[To be done]: From the entries below, work out the number of lines that hold the word "address", and give that number alone.

[Items]:
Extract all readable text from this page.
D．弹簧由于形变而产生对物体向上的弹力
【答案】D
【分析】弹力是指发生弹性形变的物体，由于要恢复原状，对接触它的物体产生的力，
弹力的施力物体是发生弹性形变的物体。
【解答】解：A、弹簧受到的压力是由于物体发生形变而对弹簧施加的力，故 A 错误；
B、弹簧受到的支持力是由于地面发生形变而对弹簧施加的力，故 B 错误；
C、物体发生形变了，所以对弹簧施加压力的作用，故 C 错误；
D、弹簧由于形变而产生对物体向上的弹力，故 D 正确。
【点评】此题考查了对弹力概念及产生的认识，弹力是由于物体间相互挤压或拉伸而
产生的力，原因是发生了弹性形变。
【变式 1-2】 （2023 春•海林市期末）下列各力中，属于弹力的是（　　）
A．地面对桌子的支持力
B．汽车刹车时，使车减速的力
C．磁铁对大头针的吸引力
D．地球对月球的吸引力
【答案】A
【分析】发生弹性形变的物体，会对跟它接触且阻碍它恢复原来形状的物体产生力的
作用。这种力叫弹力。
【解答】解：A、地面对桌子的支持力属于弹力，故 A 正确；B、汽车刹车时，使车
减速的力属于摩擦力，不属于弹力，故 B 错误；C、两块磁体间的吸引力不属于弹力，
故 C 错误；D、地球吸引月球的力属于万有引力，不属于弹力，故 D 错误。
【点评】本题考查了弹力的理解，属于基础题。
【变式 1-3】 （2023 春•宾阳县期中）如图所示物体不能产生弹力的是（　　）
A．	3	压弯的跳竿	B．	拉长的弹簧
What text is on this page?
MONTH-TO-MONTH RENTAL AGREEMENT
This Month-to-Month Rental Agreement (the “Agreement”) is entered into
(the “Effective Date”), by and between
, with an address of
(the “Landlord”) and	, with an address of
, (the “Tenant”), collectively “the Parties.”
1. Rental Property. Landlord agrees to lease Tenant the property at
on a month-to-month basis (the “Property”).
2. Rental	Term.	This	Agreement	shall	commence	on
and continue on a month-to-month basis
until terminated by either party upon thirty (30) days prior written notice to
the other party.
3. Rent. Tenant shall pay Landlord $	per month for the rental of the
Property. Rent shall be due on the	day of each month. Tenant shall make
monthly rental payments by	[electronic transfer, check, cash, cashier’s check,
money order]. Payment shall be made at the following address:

[Full answer]: 3